## Begin Provided information

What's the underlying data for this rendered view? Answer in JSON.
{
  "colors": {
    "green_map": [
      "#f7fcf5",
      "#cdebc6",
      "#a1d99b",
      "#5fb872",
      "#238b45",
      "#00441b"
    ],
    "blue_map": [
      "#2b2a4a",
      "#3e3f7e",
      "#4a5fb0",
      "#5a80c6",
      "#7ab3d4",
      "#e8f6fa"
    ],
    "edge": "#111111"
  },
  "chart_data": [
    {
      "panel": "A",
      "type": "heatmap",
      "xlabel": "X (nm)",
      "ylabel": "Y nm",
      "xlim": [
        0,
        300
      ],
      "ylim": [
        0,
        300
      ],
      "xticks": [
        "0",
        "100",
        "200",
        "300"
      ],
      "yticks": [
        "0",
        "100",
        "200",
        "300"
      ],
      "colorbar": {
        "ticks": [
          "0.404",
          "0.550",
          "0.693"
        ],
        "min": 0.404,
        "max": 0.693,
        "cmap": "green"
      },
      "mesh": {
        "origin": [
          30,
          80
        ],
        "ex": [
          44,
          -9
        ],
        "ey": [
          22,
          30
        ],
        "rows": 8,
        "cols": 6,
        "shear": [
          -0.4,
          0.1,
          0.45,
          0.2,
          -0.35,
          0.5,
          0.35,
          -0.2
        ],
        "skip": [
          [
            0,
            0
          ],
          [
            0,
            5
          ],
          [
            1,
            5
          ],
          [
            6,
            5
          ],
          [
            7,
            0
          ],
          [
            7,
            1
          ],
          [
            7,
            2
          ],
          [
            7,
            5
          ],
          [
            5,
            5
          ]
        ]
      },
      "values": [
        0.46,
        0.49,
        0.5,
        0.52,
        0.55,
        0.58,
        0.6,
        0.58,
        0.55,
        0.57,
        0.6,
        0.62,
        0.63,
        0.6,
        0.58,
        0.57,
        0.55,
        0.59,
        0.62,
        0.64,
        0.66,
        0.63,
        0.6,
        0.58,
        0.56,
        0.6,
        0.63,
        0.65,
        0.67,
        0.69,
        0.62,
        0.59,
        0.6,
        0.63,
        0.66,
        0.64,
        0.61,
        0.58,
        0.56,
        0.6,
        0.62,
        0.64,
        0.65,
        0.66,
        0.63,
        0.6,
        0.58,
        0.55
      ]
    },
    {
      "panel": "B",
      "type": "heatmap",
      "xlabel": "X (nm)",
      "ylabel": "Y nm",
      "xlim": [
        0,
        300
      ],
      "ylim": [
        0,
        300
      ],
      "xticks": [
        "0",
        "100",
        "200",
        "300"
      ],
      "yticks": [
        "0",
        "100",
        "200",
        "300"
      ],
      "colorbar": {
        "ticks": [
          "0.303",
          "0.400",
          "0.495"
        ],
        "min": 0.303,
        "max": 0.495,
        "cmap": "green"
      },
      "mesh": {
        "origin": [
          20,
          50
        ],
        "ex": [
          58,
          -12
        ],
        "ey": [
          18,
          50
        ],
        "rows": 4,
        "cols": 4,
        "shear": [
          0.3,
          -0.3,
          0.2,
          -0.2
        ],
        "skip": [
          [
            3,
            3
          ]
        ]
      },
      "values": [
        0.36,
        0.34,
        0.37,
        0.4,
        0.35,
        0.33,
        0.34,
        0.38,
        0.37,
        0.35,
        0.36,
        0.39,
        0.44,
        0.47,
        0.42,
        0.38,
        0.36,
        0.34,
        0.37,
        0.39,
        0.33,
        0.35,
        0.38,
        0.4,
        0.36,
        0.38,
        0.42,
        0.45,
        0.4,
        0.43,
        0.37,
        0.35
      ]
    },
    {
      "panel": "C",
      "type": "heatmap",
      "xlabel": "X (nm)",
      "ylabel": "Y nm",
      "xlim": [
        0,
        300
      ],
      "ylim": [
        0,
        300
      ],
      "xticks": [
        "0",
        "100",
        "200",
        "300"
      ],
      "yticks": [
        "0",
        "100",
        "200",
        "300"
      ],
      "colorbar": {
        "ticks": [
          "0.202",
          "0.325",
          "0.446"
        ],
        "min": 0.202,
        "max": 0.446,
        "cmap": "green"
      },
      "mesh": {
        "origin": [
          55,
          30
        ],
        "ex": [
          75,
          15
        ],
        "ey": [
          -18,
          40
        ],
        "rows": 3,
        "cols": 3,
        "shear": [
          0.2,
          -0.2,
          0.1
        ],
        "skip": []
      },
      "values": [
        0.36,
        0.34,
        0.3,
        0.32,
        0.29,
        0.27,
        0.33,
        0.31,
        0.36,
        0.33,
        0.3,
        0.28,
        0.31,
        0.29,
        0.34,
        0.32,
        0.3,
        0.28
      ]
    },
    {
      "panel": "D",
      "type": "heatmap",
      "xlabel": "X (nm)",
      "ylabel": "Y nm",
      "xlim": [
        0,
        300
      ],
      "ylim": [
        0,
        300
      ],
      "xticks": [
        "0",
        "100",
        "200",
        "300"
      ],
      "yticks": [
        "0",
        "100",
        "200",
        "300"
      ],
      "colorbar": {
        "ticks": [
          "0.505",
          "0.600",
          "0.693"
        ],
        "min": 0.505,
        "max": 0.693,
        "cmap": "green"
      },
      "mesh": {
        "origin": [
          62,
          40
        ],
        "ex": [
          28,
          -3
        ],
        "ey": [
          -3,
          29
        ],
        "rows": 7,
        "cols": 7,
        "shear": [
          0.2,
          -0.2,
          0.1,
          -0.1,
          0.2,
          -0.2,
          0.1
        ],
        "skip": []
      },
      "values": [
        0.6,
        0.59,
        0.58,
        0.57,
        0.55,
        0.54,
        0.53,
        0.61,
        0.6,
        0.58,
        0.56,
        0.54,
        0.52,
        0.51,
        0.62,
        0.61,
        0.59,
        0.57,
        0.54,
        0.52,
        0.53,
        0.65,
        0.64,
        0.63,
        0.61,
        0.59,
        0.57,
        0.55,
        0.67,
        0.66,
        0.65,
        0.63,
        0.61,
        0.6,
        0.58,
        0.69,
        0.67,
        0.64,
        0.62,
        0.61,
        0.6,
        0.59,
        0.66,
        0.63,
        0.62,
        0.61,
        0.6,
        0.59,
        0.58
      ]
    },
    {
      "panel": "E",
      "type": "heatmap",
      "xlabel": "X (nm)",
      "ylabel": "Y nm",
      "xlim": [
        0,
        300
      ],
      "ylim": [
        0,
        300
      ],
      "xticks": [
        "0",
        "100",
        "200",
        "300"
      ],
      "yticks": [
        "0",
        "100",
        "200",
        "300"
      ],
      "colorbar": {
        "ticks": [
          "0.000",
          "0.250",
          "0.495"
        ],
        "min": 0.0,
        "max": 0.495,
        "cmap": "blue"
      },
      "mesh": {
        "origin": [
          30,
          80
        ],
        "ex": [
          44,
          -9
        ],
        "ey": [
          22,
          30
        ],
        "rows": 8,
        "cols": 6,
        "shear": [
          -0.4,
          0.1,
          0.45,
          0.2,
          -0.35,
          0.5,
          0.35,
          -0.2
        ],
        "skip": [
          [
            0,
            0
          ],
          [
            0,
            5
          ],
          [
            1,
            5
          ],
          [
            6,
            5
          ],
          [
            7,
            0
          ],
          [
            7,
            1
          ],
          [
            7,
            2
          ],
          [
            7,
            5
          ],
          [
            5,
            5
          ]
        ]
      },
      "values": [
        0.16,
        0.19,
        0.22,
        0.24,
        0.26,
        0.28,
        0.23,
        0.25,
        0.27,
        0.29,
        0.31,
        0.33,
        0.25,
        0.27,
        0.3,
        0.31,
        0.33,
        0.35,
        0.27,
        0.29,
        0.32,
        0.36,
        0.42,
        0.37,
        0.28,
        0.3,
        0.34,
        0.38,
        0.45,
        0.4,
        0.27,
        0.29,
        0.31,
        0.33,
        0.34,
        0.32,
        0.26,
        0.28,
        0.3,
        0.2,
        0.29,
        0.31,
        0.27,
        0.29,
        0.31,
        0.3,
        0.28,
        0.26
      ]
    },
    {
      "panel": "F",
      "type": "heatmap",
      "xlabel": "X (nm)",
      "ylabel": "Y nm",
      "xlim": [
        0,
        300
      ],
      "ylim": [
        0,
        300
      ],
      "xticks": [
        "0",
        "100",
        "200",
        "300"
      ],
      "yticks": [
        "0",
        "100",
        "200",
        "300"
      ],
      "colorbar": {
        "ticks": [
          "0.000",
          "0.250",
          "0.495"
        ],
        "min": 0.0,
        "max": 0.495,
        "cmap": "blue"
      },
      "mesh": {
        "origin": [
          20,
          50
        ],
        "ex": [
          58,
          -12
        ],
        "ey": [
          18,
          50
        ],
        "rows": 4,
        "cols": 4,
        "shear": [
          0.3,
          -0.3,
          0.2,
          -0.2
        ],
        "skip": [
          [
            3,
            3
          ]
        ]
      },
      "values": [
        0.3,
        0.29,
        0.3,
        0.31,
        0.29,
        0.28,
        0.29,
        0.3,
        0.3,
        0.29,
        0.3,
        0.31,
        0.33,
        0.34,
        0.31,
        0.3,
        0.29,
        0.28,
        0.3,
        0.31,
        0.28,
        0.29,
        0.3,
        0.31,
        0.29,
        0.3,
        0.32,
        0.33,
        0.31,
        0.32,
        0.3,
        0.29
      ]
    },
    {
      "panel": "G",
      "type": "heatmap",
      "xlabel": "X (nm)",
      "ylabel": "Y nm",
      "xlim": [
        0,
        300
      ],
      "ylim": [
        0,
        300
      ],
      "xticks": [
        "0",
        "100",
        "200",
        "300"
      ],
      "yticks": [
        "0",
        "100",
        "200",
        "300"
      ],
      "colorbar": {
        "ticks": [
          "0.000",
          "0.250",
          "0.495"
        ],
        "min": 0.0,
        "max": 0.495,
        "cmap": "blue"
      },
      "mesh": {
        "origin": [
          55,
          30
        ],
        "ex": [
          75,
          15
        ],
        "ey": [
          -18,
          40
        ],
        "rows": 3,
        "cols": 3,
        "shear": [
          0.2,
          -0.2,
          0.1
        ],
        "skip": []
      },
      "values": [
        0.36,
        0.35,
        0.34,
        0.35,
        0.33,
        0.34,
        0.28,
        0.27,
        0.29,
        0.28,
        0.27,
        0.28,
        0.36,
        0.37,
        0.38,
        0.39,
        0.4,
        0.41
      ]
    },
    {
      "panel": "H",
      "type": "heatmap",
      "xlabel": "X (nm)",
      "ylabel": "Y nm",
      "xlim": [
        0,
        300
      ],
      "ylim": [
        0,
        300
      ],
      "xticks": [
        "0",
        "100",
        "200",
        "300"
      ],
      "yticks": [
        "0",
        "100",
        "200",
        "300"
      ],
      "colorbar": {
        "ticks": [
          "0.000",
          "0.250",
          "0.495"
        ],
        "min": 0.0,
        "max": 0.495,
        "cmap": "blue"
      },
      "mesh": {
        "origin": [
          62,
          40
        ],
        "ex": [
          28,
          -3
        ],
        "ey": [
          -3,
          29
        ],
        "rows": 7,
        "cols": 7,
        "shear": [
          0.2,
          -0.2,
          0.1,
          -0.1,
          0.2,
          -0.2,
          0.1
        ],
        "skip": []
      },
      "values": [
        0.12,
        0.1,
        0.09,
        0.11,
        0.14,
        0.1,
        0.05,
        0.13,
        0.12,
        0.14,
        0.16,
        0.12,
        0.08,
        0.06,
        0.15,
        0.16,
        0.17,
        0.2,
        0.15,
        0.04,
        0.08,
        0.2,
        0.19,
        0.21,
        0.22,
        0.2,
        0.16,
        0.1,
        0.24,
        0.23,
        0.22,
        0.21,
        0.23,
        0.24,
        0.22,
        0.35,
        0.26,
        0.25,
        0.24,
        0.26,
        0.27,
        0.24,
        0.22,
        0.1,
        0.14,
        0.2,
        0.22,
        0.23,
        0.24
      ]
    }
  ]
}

## End Provided information

* [Given task]: Show the lines of the records that contain the word "panel".

* [Exercise result]:
      "panel": "A",
      "panel": "B",
      "panel": "C",
      "panel": "D",
      "panel": "E",
      "panel": "F",
      "panel": "G",
      "panel": "H",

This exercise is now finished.